-- BEGIN DATA SUPPLIED --
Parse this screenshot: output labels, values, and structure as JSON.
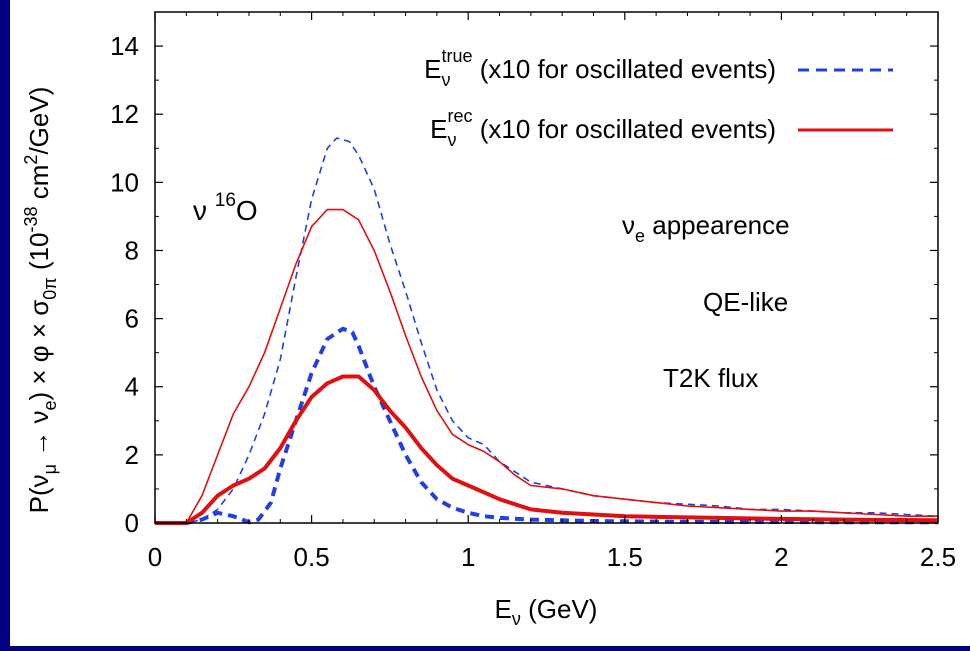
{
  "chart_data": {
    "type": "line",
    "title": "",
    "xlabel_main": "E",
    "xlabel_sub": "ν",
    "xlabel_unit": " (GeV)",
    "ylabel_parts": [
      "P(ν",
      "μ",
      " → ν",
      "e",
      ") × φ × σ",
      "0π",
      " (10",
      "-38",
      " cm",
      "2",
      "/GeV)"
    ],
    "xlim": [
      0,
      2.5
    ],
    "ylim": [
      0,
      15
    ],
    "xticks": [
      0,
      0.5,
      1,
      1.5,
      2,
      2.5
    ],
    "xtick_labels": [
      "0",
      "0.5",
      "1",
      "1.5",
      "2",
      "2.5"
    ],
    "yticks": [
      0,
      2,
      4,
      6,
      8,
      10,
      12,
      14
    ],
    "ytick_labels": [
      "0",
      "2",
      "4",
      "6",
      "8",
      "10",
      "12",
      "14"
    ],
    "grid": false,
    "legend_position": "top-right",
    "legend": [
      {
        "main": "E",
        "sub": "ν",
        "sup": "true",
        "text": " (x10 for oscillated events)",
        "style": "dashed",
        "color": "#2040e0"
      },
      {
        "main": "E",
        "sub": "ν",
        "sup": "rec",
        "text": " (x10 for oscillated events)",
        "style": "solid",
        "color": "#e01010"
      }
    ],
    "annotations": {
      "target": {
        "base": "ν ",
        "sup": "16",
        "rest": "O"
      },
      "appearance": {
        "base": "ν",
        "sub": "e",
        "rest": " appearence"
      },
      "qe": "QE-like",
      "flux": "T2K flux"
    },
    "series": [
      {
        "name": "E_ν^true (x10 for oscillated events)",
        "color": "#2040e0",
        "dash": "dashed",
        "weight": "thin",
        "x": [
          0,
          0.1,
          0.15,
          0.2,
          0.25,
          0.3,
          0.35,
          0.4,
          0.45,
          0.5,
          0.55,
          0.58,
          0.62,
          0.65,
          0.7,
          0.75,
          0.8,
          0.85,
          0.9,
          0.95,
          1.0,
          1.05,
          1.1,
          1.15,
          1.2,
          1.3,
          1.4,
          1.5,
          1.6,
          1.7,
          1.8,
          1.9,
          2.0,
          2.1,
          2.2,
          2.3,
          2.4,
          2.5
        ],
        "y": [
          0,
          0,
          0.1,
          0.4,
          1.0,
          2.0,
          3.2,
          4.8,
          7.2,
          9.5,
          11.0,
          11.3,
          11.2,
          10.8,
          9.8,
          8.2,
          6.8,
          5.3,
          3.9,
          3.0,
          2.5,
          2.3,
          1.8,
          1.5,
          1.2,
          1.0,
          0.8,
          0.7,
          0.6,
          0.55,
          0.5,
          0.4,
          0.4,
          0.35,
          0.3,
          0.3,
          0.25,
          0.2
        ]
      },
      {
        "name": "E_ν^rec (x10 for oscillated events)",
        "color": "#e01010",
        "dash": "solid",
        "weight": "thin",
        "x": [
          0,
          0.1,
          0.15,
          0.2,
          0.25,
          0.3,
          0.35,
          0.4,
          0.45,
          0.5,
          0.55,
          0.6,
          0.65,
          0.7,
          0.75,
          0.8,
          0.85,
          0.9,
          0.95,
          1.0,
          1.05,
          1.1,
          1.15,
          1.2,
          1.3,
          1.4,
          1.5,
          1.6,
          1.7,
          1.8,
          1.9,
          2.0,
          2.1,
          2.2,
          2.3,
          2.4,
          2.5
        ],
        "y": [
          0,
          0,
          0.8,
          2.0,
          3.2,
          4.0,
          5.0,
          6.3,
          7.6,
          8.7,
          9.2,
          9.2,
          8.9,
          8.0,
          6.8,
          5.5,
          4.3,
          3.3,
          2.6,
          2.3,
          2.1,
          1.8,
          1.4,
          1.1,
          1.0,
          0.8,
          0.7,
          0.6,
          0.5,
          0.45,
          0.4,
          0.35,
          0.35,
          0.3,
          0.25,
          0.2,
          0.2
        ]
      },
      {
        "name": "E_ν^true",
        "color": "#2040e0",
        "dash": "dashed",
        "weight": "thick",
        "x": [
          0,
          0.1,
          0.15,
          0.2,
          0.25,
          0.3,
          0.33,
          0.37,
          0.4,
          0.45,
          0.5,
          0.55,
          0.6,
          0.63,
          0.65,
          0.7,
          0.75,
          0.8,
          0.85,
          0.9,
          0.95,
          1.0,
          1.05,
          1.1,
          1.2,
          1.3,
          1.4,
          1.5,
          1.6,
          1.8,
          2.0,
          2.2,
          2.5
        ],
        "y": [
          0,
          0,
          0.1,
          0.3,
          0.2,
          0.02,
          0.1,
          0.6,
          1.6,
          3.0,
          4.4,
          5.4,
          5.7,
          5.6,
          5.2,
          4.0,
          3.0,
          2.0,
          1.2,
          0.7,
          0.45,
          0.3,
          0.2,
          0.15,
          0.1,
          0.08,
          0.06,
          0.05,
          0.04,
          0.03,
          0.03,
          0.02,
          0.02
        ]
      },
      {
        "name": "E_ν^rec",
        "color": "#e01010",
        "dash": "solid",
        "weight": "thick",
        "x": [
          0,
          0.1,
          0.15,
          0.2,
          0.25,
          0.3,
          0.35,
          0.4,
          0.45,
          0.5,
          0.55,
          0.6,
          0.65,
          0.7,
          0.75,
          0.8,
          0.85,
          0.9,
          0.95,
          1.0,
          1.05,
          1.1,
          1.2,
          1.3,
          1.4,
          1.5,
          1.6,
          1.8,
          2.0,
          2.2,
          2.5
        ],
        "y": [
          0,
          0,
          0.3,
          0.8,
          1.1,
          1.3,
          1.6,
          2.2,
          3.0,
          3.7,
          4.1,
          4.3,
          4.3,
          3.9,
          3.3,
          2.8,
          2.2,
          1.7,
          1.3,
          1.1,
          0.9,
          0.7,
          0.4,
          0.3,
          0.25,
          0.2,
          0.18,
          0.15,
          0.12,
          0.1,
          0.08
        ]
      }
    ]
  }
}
-- END DATA SUPPLIED --
WHAT THE TASK ASKS: Copy each line of the records that contains the word "oscillated".

FULL SOLUTION:
        "text": " (x10 for oscillated events)",
        "text": " (x10 for oscillated events)",
        "name": "E_ν^true (x10 for oscillated events)",
        "name": "E_ν^rec (x10 for oscillated events)",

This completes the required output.